What you will do. Records follow. Pull out every line that contains "semen".

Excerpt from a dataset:
***
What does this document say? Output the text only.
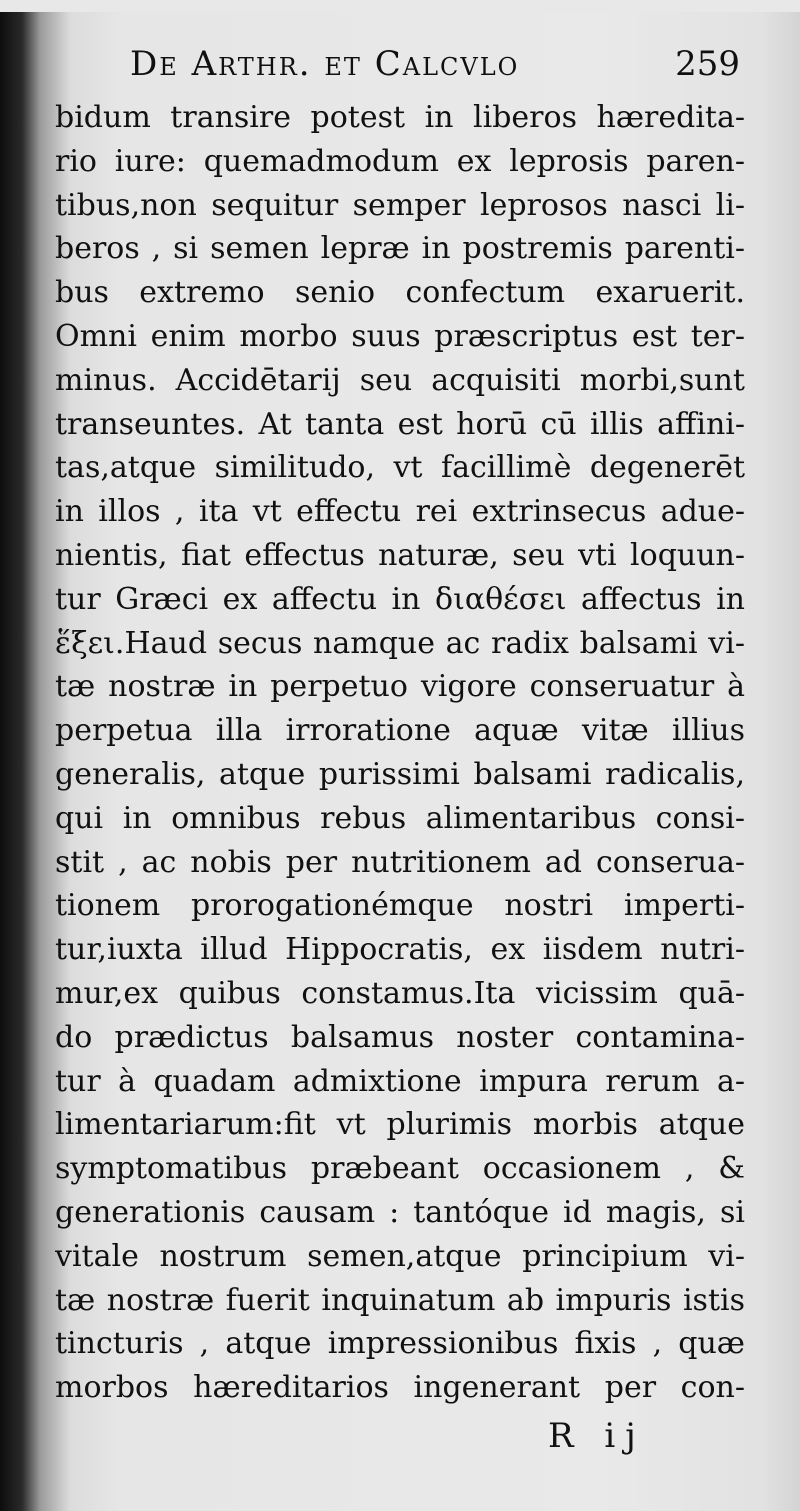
De Arthr. et Calcvlo	259
bidum transire potest in liberos hæredita-
rio iure: quemadmodum ex leprosis paren-
tibus,non sequitur semper leprosos nasci li-
beros , si semen lepræ in postremis parenti-
bus extremo senio confectum exaruerit.
Omni enim morbo suus præscriptus est ter-
minus. Accidētarij seu acquisiti morbi,sunt
transeuntes. At tanta est horū cū illis affini-
tas,atque similitudo, vt facillimè degenerēt
in illos , ita vt effectu rei extrinsecus adue-
nientis, fiat effectus naturæ, seu vti loquun-
tur Græci ex affectu in διαθέσει affectus in
ἕξει.Haud secus namque ac radix balsami vi-
tæ nostræ in perpetuo vigore conseruatur à
perpetua illa irroratione aquæ vitæ illius
generalis, atque purissimi balsami radicalis,
qui in omnibus rebus alimentaribus consi-
stit , ac nobis per nutritionem ad conserua-
tionem prorogationémque nostri imperti-
tur,iuxta illud Hippocratis, ex iisdem nutri-
mur,ex quibus constamus.Ita vicissim quā-
do prædictus balsamus noster contamina-
tur à quadam admixtione impura rerum a-
limentariarum:fit vt plurimis morbis atque
symptomatibus præbeant occasionem , &
generationis causam : tantóque id magis, si
vitale nostrum semen,atque principium vi-
tæ nostræ fuerit inquinatum ab impuris istis
tincturis , atque impressionibus fixis , quæ
morbos hæreditarios ingenerant per con-
R ij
***
Solution for this task.
beros , si semen lepræ in postremis parenti-
vitale nostrum semen,atque principium vi-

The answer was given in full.